▶ **Material supplied**:
┌────────

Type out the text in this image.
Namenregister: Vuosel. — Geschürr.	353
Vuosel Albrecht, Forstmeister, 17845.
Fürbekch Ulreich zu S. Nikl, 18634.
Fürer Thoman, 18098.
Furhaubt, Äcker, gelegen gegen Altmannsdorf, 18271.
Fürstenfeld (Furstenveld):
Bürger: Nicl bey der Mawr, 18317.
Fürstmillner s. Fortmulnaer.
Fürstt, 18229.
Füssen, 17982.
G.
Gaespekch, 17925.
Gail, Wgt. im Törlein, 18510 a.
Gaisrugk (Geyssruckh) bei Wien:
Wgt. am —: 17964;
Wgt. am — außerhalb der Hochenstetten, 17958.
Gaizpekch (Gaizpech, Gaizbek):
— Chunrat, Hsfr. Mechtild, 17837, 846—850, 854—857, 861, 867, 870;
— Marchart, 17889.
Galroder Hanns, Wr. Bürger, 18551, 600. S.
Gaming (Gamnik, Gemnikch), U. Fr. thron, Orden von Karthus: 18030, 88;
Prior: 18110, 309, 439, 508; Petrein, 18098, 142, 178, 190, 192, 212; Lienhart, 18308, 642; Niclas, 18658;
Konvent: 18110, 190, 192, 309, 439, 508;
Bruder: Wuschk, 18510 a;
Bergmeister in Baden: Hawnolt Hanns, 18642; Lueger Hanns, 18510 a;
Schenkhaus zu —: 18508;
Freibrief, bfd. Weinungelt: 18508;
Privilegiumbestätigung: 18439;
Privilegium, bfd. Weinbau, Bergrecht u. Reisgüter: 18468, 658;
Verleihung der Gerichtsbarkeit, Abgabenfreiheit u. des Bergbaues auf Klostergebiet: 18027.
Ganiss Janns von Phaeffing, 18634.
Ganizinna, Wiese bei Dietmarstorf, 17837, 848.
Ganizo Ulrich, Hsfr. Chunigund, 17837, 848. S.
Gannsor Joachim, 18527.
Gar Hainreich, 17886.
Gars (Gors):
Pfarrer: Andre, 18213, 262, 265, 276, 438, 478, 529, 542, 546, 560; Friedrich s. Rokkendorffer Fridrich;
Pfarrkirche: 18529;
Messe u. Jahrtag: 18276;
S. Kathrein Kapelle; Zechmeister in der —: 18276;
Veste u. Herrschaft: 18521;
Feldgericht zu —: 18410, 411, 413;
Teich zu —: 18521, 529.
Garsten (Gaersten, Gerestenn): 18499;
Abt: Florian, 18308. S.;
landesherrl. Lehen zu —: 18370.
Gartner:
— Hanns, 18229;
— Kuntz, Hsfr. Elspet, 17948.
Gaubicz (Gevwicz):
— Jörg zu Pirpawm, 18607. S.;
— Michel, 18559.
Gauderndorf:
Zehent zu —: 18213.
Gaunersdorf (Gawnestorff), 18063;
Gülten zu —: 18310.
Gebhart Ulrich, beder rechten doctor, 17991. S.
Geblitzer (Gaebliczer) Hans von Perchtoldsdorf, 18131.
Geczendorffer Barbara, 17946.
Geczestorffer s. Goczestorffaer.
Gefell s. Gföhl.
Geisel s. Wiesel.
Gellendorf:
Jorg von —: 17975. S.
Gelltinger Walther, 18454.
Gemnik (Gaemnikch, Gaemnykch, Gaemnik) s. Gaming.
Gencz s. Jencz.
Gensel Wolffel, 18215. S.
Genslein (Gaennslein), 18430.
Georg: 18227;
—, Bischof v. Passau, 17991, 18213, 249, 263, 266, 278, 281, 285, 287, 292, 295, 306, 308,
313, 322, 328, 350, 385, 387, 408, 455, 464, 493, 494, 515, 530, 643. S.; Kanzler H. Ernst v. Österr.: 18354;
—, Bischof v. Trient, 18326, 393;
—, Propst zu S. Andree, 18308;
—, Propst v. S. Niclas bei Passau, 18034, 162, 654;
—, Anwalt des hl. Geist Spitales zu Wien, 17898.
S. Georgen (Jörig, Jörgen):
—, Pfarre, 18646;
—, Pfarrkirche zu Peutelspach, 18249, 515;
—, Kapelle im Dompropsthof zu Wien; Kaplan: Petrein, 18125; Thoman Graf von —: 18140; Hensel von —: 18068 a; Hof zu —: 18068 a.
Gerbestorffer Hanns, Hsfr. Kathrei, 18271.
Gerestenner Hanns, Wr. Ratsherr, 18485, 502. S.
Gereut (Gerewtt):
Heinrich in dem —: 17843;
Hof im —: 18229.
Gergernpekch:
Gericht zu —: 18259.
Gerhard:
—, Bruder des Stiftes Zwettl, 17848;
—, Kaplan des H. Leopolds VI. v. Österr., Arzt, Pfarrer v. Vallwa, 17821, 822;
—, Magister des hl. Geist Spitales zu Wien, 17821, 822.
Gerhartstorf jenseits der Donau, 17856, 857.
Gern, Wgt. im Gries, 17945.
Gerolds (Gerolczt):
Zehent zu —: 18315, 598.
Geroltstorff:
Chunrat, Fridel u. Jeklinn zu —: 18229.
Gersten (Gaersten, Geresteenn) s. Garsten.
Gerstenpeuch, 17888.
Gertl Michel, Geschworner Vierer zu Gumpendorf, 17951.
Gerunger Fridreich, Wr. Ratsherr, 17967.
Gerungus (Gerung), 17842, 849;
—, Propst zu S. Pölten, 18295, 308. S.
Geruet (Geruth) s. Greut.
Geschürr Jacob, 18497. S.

└────────

Show all lines from the listing above in which "Niclas" appears.

Prior: 18110, 309, 439, 508; Petrein, 18098, 142, 178, 190, 192, 212; Lienhart, 18308, 642; Niclas, 18658;
—, Propst v. S. Niclas bei Passau, 18034, 162, 654;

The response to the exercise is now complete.